*Objective*.
Copy out each line below that has the word "this" in it.

+===+

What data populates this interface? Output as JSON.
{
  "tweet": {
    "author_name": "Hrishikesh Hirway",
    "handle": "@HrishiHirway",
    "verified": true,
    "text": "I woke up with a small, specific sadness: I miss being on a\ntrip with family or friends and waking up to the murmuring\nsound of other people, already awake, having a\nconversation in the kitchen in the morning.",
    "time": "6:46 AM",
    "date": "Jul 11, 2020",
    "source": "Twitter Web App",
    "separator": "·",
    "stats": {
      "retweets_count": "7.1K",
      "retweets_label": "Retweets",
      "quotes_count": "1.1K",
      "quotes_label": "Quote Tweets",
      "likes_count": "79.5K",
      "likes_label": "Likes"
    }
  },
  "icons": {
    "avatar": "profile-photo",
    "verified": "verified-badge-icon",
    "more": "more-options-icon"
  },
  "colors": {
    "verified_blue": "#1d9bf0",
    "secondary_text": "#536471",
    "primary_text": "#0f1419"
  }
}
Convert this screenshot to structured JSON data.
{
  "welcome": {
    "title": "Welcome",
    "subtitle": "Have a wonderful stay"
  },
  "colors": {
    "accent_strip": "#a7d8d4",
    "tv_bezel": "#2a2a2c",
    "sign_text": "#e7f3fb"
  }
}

+===+

*Final answer*.
What data populates this interface? Output as JSON.
Convert this screenshot to structured JSON data.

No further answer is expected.